● **TASK DIRECTIONS**:
Print every entry word for word, but omit the pictures.

[Dataset items]
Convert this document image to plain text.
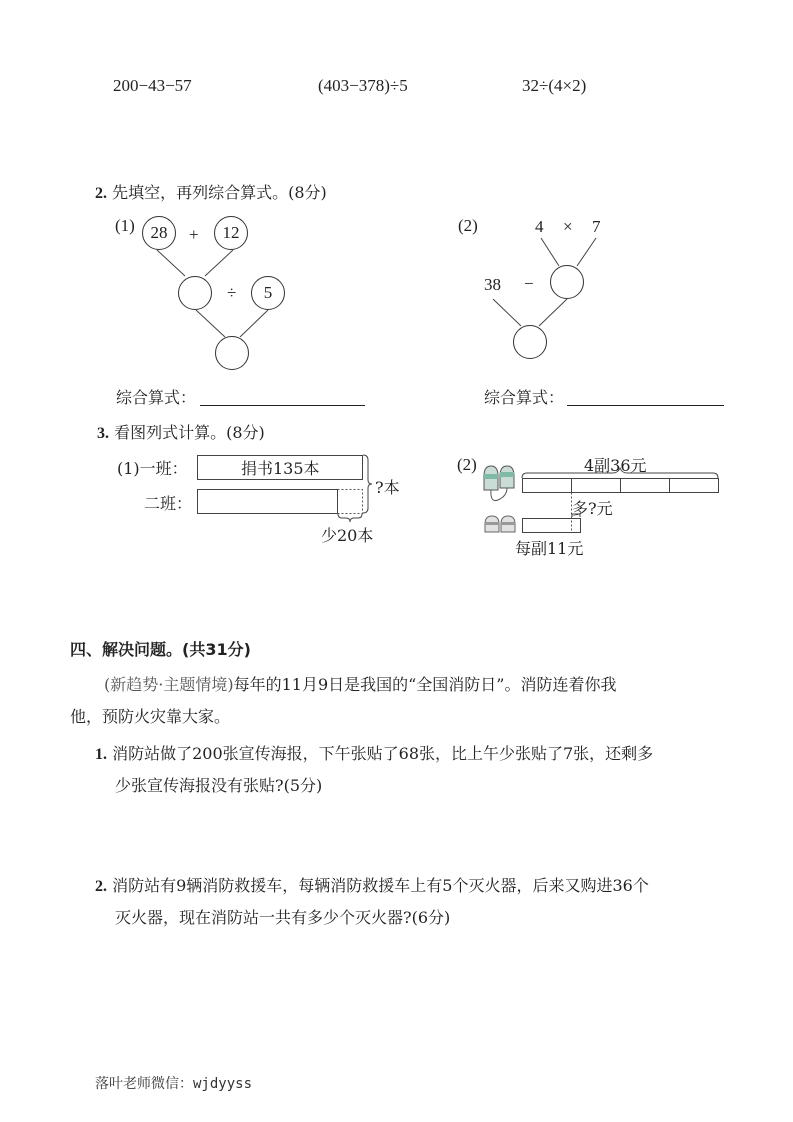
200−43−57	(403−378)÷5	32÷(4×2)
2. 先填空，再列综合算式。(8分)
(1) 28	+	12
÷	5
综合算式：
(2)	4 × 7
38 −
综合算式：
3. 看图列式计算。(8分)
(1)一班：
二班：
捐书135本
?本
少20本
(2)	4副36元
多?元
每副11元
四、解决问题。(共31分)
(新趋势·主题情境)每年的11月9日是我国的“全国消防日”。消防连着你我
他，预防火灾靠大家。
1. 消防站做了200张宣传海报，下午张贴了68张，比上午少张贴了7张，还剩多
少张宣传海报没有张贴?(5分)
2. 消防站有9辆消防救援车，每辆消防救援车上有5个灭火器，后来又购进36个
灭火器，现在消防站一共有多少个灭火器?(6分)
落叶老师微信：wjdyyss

● **COMPLETED TASK**:
Convert this document image to plain text.
200−43−57	(403−378)÷5	32÷(4×2)
2. 先填空，再列综合算式。(8分)
(1) 28	+	12
÷	5
综合算式：
(2)	4 × 7
38 −
综合算式：
3. 看图列式计算。(8分)
(1)一班：
二班：
捐书135本
?本
少20本
(2)	4副36元
多?元
每副11元
四、解决问题。(共31分)
(新趋势·主题情境)每年的11月9日是我国的“全国消防日”。消防连着你我
他，预防火灾靠大家。
1. 消防站做了200张宣传海报，下午张贴了68张，比上午少张贴了7张，还剩多
少张宣传海报没有张贴?(5分)
2. 消防站有9辆消防救援车，每辆消防救援车上有5个灭火器，后来又购进36个
灭火器，现在消防站一共有多少个灭火器?(6分)
落叶老师微信：wjdyyss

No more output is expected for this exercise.